Estratto della pagina:
◇ ◇ ◇ ◇ ◇

E’ Benedetto Croce a scrivere che la rivoluzione del 1799 a Napoli diede vita al giornalismo politico. Infatti, precedentemente i giornali si limitavano a riportare cronache di feste e cerimonie di corte, di manifestazioni teatrali, eventi religiosi.
La stampa politica, ad iniziare dal “Monitore Napoletano” di Eleonora Fonseca Pimentel, cercò innanzitutto di comunicare gli ideali repubblicani e rivoluzionari di libertà e uguaglianza. Considerando che la Repubblica napoletana del 1799 durò meno di cinque mesi, si rimane stupefatti dall’attività culturale che caratterizzò tale breve periodo in termini di diffusione delle idee e degli eventi tramite i giornali. Con la proclamazione della Repubblica Napoletana, il 21 gennaio 1799, si era consapevoli da parte dei patrioti dell’importanza della comunicazione al fine di ottenere un indispensabile allargamento del consenso in relazione alla diffusione dei concetti fondamentali della democrazia repubblicana, la libertà e l’uguaglianza, come anche allo scopo di dar conto delle decisioni del governo repubblicano. Il 29 gennaio 1799 iniziò a circolare per le strade della città un volantino che annuncia la prossima pubblicazione d’un foglio il cui intento era quello di rendere “conto di tutte le operazioni governative” della Repubblica. Ad aiutarla c’era l’amico Giuseppe Logoteta, “un attivo collaboratore di redazione come redattore di bozze prima, e revisore generale, poi, spingendosi anche a giudizi politici autonomi. Mentre un gruppo di animosi, ma anonimi, giovani fungevano da cronisti volontari o appositamente incaricati, raccogliendo notizie e spesso componendo direttamente pezzi di cronaca”

◇ ◇ ◇ ◇ ◇

Segmento di dati:

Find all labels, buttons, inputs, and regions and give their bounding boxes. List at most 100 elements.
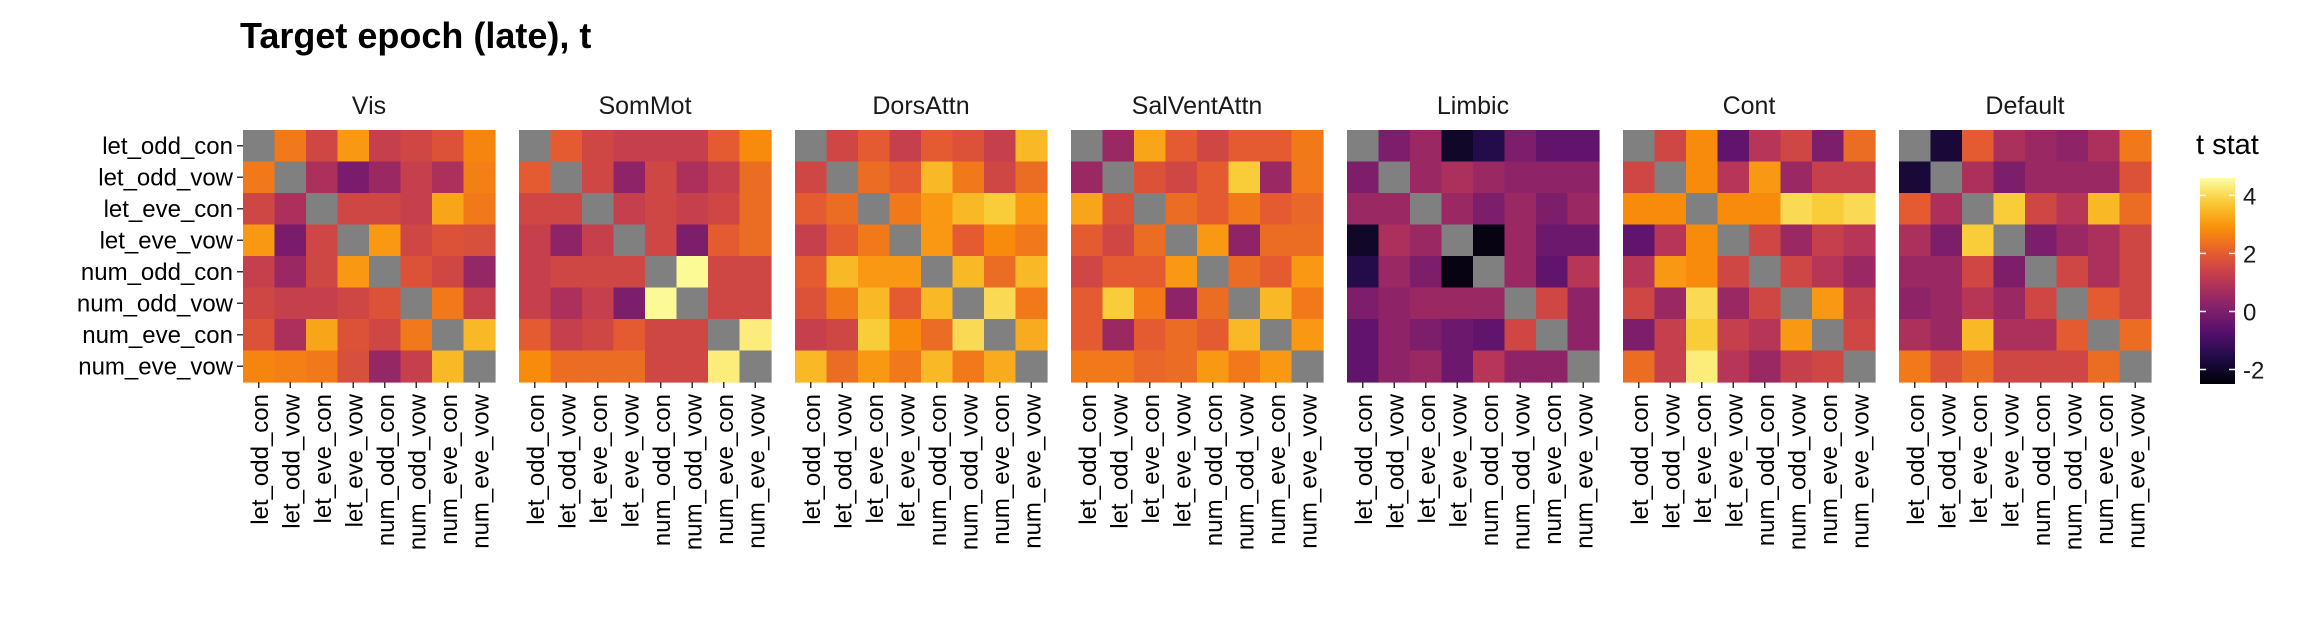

◇ ◇ ◇ ◇ ◇

Attività da svolgere:
[A] Ripeti parola per parola il tratto del testo sulla stampa politica napoletana del 1799 che va da "E’ Benedetto Croce" fino a "teatrali, eventi religiosi.".
[B] Prosegui il testo sulla stampa politica napoletana del 1799, riprendendo subito dopo la sua ultima frase.

Soluzioni degli esercizi:
[A]
E’ Benedetto Croce a scrivere che la rivoluzione del 1799 a Napoli diede vita al giornalismo politico. Infatti, precedentemente i giornali si limitavano a riportare cronache di feste e cerimonie di corte, di manifestazioni teatrali, eventi religiosi.

[B]
Il Monitore Napoletano, diretto da Eleonora Pimentel Fonseca, richiama esplicitamente l’omonimo periodico parigino e il 2 febbraio 1799 uscì dalla tipografia di Gennaro Giaccio dal I al XXV numero; successivamente la stampa venne curata dalla Tipografia Nazionale. “Questo foglio- si scrisse nell’annuncio dell’imminente, periodica, pubblicazione del Monitore Napoletano- renderà conto di tutte le operazioni del Governo. Si pubblicherà ogni volta che partirà il corriere affinché non soffra un ritardo inutile per tutte i comuni della Repubblica. Le associazioni si ricevono nella stamperia del Cittadino Gennaro Ciaccio sita alle fosse del grano; il prezzo è di carlini sei al detto Cittadino, il quale ne terrà registro. Il primo foglio si pubblicherà sabato a mezzogiorno 14 Piovoso anno 7 ( 2 febbraio 1799)”. Sopra al titolo – che fu Monitore Napolitano dal numero I al numero XIV, e Monitore Napoletano dal XV al XXXV (dell’ 8 giugno 1799), ¬troneggiavano le due parole-chiave “Libertà” ed “Eguaglianza”; sotto era riportato il numero cronologico con la data di pubblicazione nel nuovo e vecchio stile, ossia secondo il calendario repubblicano e quello gregoriano. Il primo numero del Monitore Napoletano consiste di quattro grandi pagine ( cm. 34 x 21 ) con una di supplemento. E’ noto l’articolo in cui si proclama “ Siam liberi in fine, ed è giunto anche per noi il giorno in cui possiamo pronunciare i sacri nomi di libertà e di uguaglianza, ed annunciarci alla Repubblica Madre come suoi degni figliuoli; ai popoli liberi d’Italia e d’Europa, come loro degni confratelli.
Il giornale ebbe un ritmo bisettimanale di pubblicazione uscendo quasi sempre, con intervallo di tre giorni, cioè ogni martedì e sabato. Ciascun numero fu costituito da quattro pagine , tranne l’ultimo di sei, che raccoglievano gli articoli su due colonne.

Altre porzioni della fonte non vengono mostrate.